What you should do >> All of the data should be output character for character, except the pictures.

Available records >>
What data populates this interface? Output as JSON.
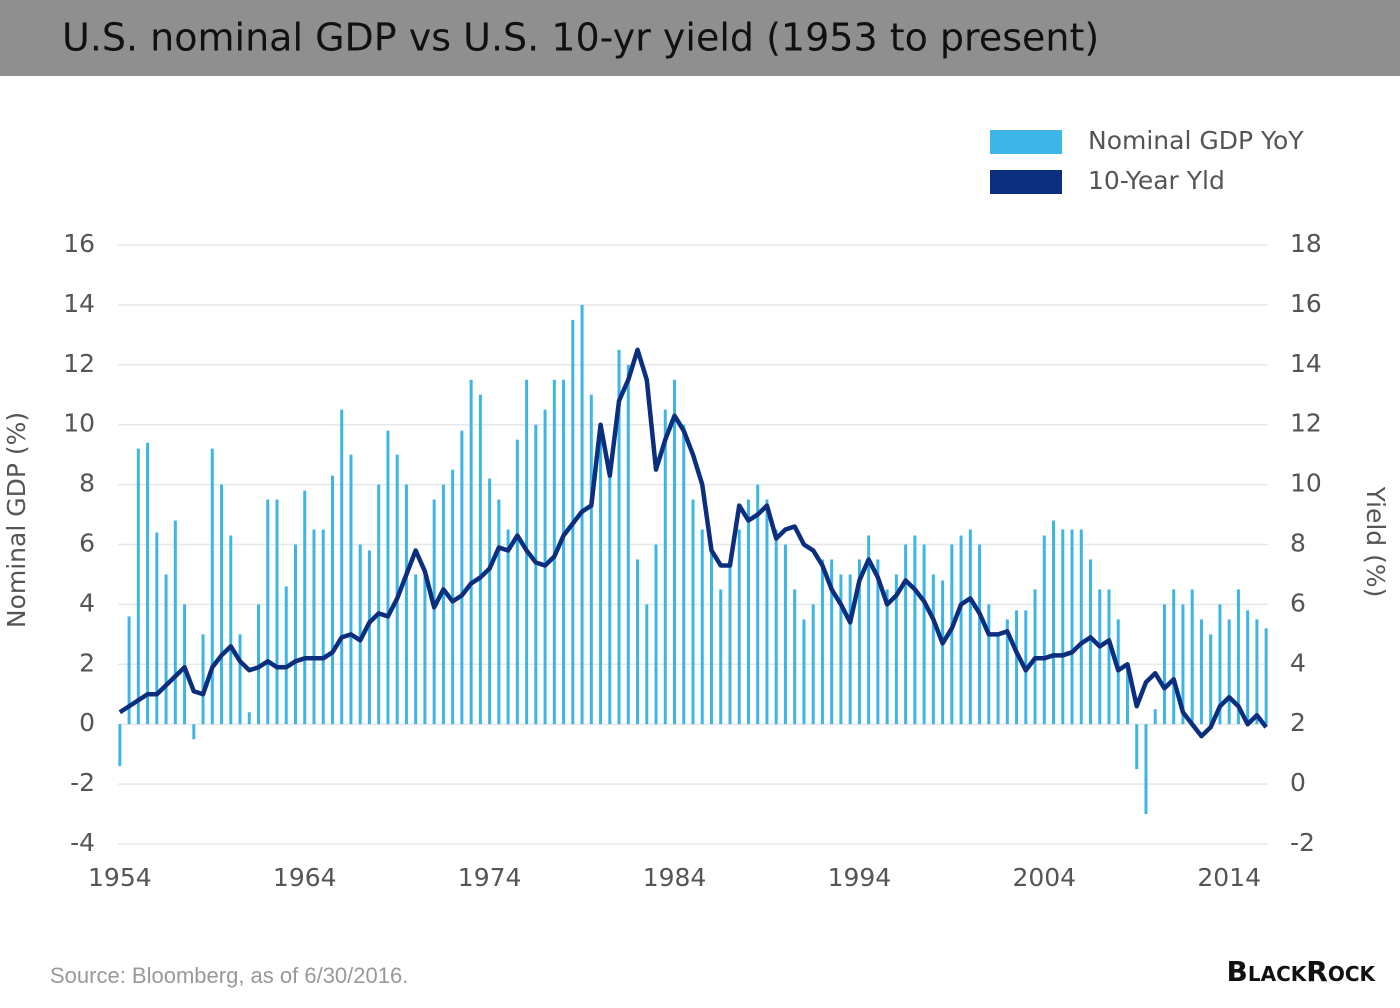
{
  "chart_data": {
    "type": "bar",
    "title": "U.S. nominal GDP vs U.S. 10-yr yield (1953 to present)",
    "ylabel": "Nominal GDP (%)",
    "y2label": "Yield (%)",
    "xlim": [
      1953.9,
      2016.1
    ],
    "xticks": [
      1954,
      1964,
      1974,
      1984,
      1994,
      2004,
      2014
    ],
    "ylim": [
      -4,
      16
    ],
    "yticks": [
      -4,
      -2,
      0,
      2,
      4,
      6,
      8,
      10,
      12,
      14,
      16
    ],
    "y2lim": [
      -2,
      18
    ],
    "y2ticks": [
      -2,
      0,
      2,
      4,
      6,
      8,
      10,
      12,
      14,
      16,
      18
    ],
    "grid": true,
    "legend": "top-right",
    "x": [
      1954,
      1954.5,
      1955,
      1955.5,
      1956,
      1956.5,
      1957,
      1957.5,
      1958,
      1958.5,
      1959,
      1959.5,
      1960,
      1960.5,
      1961,
      1961.5,
      1962,
      1962.5,
      1963,
      1963.5,
      1964,
      1964.5,
      1965,
      1965.5,
      1966,
      1966.5,
      1967,
      1967.5,
      1968,
      1968.5,
      1969,
      1969.5,
      1970,
      1970.5,
      1971,
      1971.5,
      1972,
      1972.5,
      1973,
      1973.5,
      1974,
      1974.5,
      1975,
      1975.5,
      1976,
      1976.5,
      1977,
      1977.5,
      1978,
      1978.5,
      1979,
      1979.5,
      1980,
      1980.5,
      1981,
      1981.5,
      1982,
      1982.5,
      1983,
      1983.5,
      1984,
      1984.5,
      1985,
      1985.5,
      1986,
      1986.5,
      1987,
      1987.5,
      1988,
      1988.5,
      1989,
      1989.5,
      1990,
      1990.5,
      1991,
      1991.5,
      1992,
      1992.5,
      1993,
      1993.5,
      1994,
      1994.5,
      1995,
      1995.5,
      1996,
      1996.5,
      1997,
      1997.5,
      1998,
      1998.5,
      1999,
      1999.5,
      2000,
      2000.5,
      2001,
      2001.5,
      2002,
      2002.5,
      2003,
      2003.5,
      2004,
      2004.5,
      2005,
      2005.5,
      2006,
      2006.5,
      2007,
      2007.5,
      2008,
      2008.5,
      2009,
      2009.5,
      2010,
      2010.5,
      2011,
      2011.5,
      2012,
      2012.5,
      2013,
      2013.5,
      2014,
      2014.5,
      2015,
      2015.5,
      2016
    ],
    "series": [
      {
        "name": "Nominal GDP YoY",
        "type": "bar",
        "color": "#3db5e6",
        "values": [
          -1.4,
          3.6,
          9.2,
          9.4,
          6.4,
          5.0,
          6.8,
          4.0,
          -0.5,
          3.0,
          9.2,
          8.0,
          6.3,
          3.0,
          0.4,
          4.0,
          7.5,
          7.5,
          4.6,
          6.0,
          7.8,
          6.5,
          6.5,
          8.3,
          10.5,
          9.0,
          6.0,
          5.8,
          8.0,
          9.8,
          9.0,
          8.0,
          5.0,
          5.0,
          7.5,
          8.0,
          8.5,
          9.8,
          11.5,
          11.0,
          8.2,
          7.5,
          6.5,
          9.5,
          11.5,
          10.0,
          10.5,
          11.5,
          11.5,
          13.5,
          14.0,
          11.0,
          9.5,
          8.5,
          12.5,
          12.0,
          5.5,
          4.0,
          6.0,
          10.5,
          11.5,
          10.0,
          7.5,
          6.5,
          6.0,
          4.5,
          5.5,
          6.5,
          7.5,
          8.0,
          7.5,
          6.5,
          6.0,
          4.5,
          3.5,
          4.0,
          5.5,
          5.5,
          5.0,
          5.0,
          5.5,
          6.3,
          5.5,
          4.5,
          5.0,
          6.0,
          6.3,
          6.0,
          5.0,
          4.8,
          6.0,
          6.3,
          6.5,
          6.0,
          4.0,
          3.0,
          3.5,
          3.8,
          3.8,
          4.5,
          6.3,
          6.8,
          6.5,
          6.5,
          6.5,
          5.5,
          4.5,
          4.5,
          3.5,
          2.0,
          -1.5,
          -3.0,
          0.5,
          4.0,
          4.5,
          4.0,
          4.5,
          3.5,
          3.0,
          4.0,
          3.5,
          4.5,
          3.8,
          3.5,
          3.2
        ]
      },
      {
        "name": "10-Year Yld",
        "type": "line",
        "axis": "y2",
        "color": "#0b2f7e",
        "values": [
          2.4,
          2.6,
          2.8,
          3.0,
          3.0,
          3.3,
          3.6,
          3.9,
          3.1,
          3.0,
          3.9,
          4.3,
          4.6,
          4.1,
          3.8,
          3.9,
          4.1,
          3.9,
          3.9,
          4.1,
          4.2,
          4.2,
          4.2,
          4.4,
          4.9,
          5.0,
          4.8,
          5.4,
          5.7,
          5.6,
          6.2,
          7.0,
          7.8,
          7.1,
          5.9,
          6.5,
          6.1,
          6.3,
          6.7,
          6.9,
          7.2,
          7.9,
          7.8,
          8.3,
          7.8,
          7.4,
          7.3,
          7.6,
          8.3,
          8.7,
          9.1,
          9.3,
          12.0,
          10.3,
          12.8,
          13.5,
          14.5,
          13.5,
          10.5,
          11.5,
          12.3,
          11.8,
          11.0,
          10.0,
          7.8,
          7.3,
          7.3,
          9.3,
          8.8,
          9.0,
          9.3,
          8.2,
          8.5,
          8.6,
          8.0,
          7.8,
          7.3,
          6.5,
          6.0,
          5.4,
          6.8,
          7.5,
          6.9,
          6.0,
          6.3,
          6.8,
          6.5,
          6.1,
          5.5,
          4.7,
          5.2,
          6.0,
          6.2,
          5.7,
          5.0,
          5.0,
          5.1,
          4.4,
          3.8,
          4.2,
          4.2,
          4.3,
          4.3,
          4.4,
          4.7,
          4.9,
          4.6,
          4.8,
          3.8,
          4.0,
          2.6,
          3.4,
          3.7,
          3.2,
          3.5,
          2.4,
          2.0,
          1.6,
          1.9,
          2.6,
          2.9,
          2.6,
          2.0,
          2.3,
          1.9
        ]
      }
    ]
  },
  "source": "Source: Bloomberg, as of 6/30/2016.",
  "logo": "BlackRock"
}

Exercise answer >>
What data populates this interface? Output as JSON.
{
  "chart_data": {
    "type": "bar",
    "title": "U.S. nominal GDP vs U.S. 10-yr yield (1953 to present)",
    "ylabel": "Nominal GDP (%)",
    "y2label": "Yield (%)",
    "xlim": [
      1953.9,
      2016.1
    ],
    "xticks": [
      1954,
      1964,
      1974,
      1984,
      1994,
      2004,
      2014
    ],
    "ylim": [
      -4,
      16
    ],
    "yticks": [
      -4,
      -2,
      0,
      2,
      4,
      6,
      8,
      10,
      12,
      14,
      16
    ],
    "y2lim": [
      -2,
      18
    ],
    "y2ticks": [
      -2,
      0,
      2,
      4,
      6,
      8,
      10,
      12,
      14,
      16,
      18
    ],
    "grid": true,
    "legend": "top-right",
    "x": [
      1954,
      1954.5,
      1955,
      1955.5,
      1956,
      1956.5,
      1957,
      1957.5,
      1958,
      1958.5,
      1959,
      1959.5,
      1960,
      1960.5,
      1961,
      1961.5,
      1962,
      1962.5,
      1963,
      1963.5,
      1964,
      1964.5,
      1965,
      1965.5,
      1966,
      1966.5,
      1967,
      1967.5,
      1968,
      1968.5,
      1969,
      1969.5,
      1970,
      1970.5,
      1971,
      1971.5,
      1972,
      1972.5,
      1973,
      1973.5,
      1974,
      1974.5,
      1975,
      1975.5,
      1976,
      1976.5,
      1977,
      1977.5,
      1978,
      1978.5,
      1979,
      1979.5,
      1980,
      1980.5,
      1981,
      1981.5,
      1982,
      1982.5,
      1983,
      1983.5,
      1984,
      1984.5,
      1985,
      1985.5,
      1986,
      1986.5,
      1987,
      1987.5,
      1988,
      1988.5,
      1989,
      1989.5,
      1990,
      1990.5,
      1991,
      1991.5,
      1992,
      1992.5,
      1993,
      1993.5,
      1994,
      1994.5,
      1995,
      1995.5,
      1996,
      1996.5,
      1997,
      1997.5,
      1998,
      1998.5,
      1999,
      1999.5,
      2000,
      2000.5,
      2001,
      2001.5,
      2002,
      2002.5,
      2003,
      2003.5,
      2004,
      2004.5,
      2005,
      2005.5,
      2006,
      2006.5,
      2007,
      2007.5,
      2008,
      2008.5,
      2009,
      2009.5,
      2010,
      2010.5,
      2011,
      2011.5,
      2012,
      2012.5,
      2013,
      2013.5,
      2014,
      2014.5,
      2015,
      2015.5,
      2016
    ],
    "series": [
      {
        "name": "Nominal GDP YoY",
        "type": "bar",
        "color": "#3db5e6",
        "values": [
          -1.4,
          3.6,
          9.2,
          9.4,
          6.4,
          5.0,
          6.8,
          4.0,
          -0.5,
          3.0,
          9.2,
          8.0,
          6.3,
          3.0,
          0.4,
          4.0,
          7.5,
          7.5,
          4.6,
          6.0,
          7.8,
          6.5,
          6.5,
          8.3,
          10.5,
          9.0,
          6.0,
          5.8,
          8.0,
          9.8,
          9.0,
          8.0,
          5.0,
          5.0,
          7.5,
          8.0,
          8.5,
          9.8,
          11.5,
          11.0,
          8.2,
          7.5,
          6.5,
          9.5,
          11.5,
          10.0,
          10.5,
          11.5,
          11.5,
          13.5,
          14.0,
          11.0,
          9.5,
          8.5,
          12.5,
          12.0,
          5.5,
          4.0,
          6.0,
          10.5,
          11.5,
          10.0,
          7.5,
          6.5,
          6.0,
          4.5,
          5.5,
          6.5,
          7.5,
          8.0,
          7.5,
          6.5,
          6.0,
          4.5,
          3.5,
          4.0,
          5.5,
          5.5,
          5.0,
          5.0,
          5.5,
          6.3,
          5.5,
          4.5,
          5.0,
          6.0,
          6.3,
          6.0,
          5.0,
          4.8,
          6.0,
          6.3,
          6.5,
          6.0,
          4.0,
          3.0,
          3.5,
          3.8,
          3.8,
          4.5,
          6.3,
          6.8,
          6.5,
          6.5,
          6.5,
          5.5,
          4.5,
          4.5,
          3.5,
          2.0,
          -1.5,
          -3.0,
          0.5,
          4.0,
          4.5,
          4.0,
          4.5,
          3.5,
          3.0,
          4.0,
          3.5,
          4.5,
          3.8,
          3.5,
          3.2
        ]
      },
      {
        "name": "10-Year Yld",
        "type": "line",
        "axis": "y2",
        "color": "#0b2f7e",
        "values": [
          2.4,
          2.6,
          2.8,
          3.0,
          3.0,
          3.3,
          3.6,
          3.9,
          3.1,
          3.0,
          3.9,
          4.3,
          4.6,
          4.1,
          3.8,
          3.9,
          4.1,
          3.9,
          3.9,
          4.1,
          4.2,
          4.2,
          4.2,
          4.4,
          4.9,
          5.0,
          4.8,
          5.4,
          5.7,
          5.6,
          6.2,
          7.0,
          7.8,
          7.1,
          5.9,
          6.5,
          6.1,
          6.3,
          6.7,
          6.9,
          7.2,
          7.9,
          7.8,
          8.3,
          7.8,
          7.4,
          7.3,
          7.6,
          8.3,
          8.7,
          9.1,
          9.3,
          12.0,
          10.3,
          12.8,
          13.5,
          14.5,
          13.5,
          10.5,
          11.5,
          12.3,
          11.8,
          11.0,
          10.0,
          7.8,
          7.3,
          7.3,
          9.3,
          8.8,
          9.0,
          9.3,
          8.2,
          8.5,
          8.6,
          8.0,
          7.8,
          7.3,
          6.5,
          6.0,
          5.4,
          6.8,
          7.5,
          6.9,
          6.0,
          6.3,
          6.8,
          6.5,
          6.1,
          5.5,
          4.7,
          5.2,
          6.0,
          6.2,
          5.7,
          5.0,
          5.0,
          5.1,
          4.4,
          3.8,
          4.2,
          4.2,
          4.3,
          4.3,
          4.4,
          4.7,
          4.9,
          4.6,
          4.8,
          3.8,
          4.0,
          2.6,
          3.4,
          3.7,
          3.2,
          3.5,
          2.4,
          2.0,
          1.6,
          1.9,
          2.6,
          2.9,
          2.6,
          2.0,
          2.3,
          1.9
        ]
      }
    ]
  },
  "source": "Source: Bloomberg, as of 6/30/2016.",
  "logo": "BlackRock"
}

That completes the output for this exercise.